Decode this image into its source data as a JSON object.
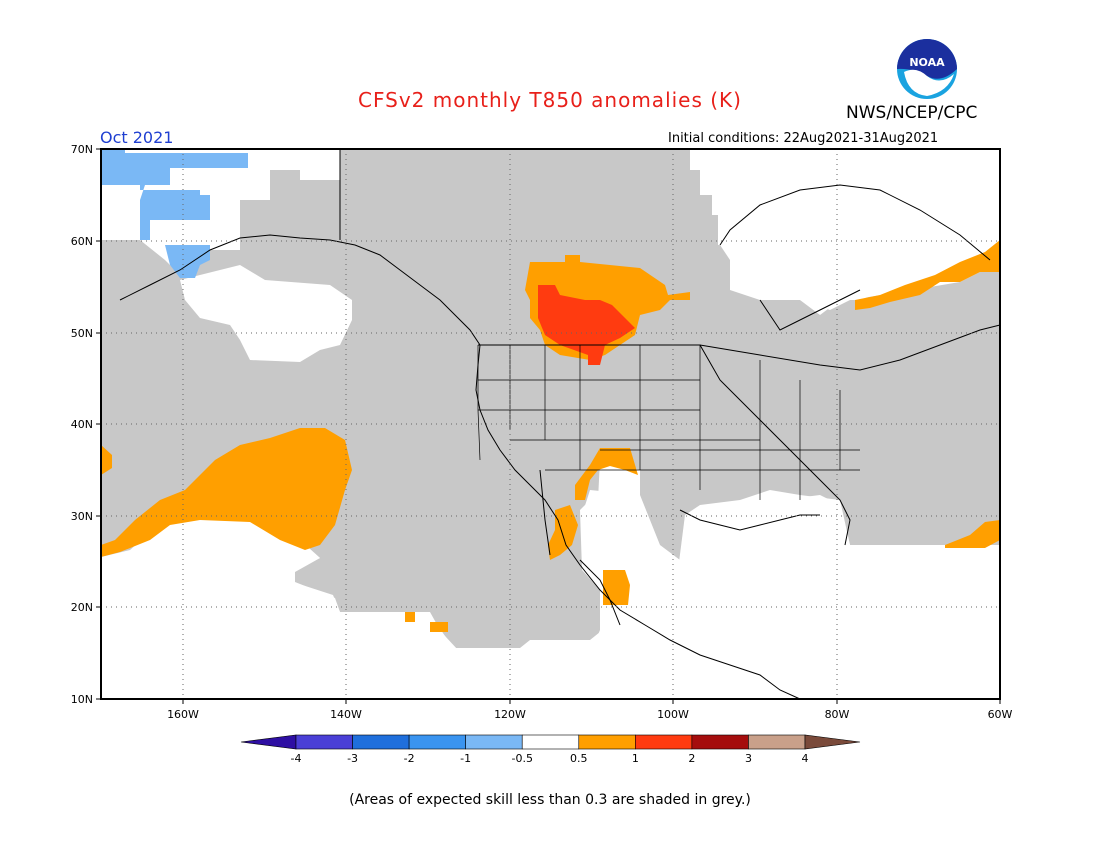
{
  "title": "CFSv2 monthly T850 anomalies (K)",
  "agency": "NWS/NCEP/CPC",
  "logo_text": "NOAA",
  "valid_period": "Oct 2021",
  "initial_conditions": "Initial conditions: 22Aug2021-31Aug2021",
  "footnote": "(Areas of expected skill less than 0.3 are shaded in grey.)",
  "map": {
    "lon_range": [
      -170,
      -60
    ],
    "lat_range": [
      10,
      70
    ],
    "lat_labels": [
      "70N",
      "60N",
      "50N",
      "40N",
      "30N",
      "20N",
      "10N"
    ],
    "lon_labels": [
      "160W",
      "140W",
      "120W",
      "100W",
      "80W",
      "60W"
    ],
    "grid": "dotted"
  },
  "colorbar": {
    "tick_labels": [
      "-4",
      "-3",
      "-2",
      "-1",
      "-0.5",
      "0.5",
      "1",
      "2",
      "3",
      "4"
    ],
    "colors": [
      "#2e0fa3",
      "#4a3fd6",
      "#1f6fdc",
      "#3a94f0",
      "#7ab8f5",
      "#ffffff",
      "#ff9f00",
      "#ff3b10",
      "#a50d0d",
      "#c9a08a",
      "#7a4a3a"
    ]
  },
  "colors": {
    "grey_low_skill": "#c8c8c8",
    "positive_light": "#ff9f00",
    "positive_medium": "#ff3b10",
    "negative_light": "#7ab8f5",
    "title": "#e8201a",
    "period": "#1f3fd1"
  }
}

--- PROBLEM STATEMENT ---
Search the entries for the word "title", then list each line that holds it.

--- FULL OUTPUT ---
  "title": "CFSv2 monthly T850 anomalies (K)",
    "title": "#e8201a",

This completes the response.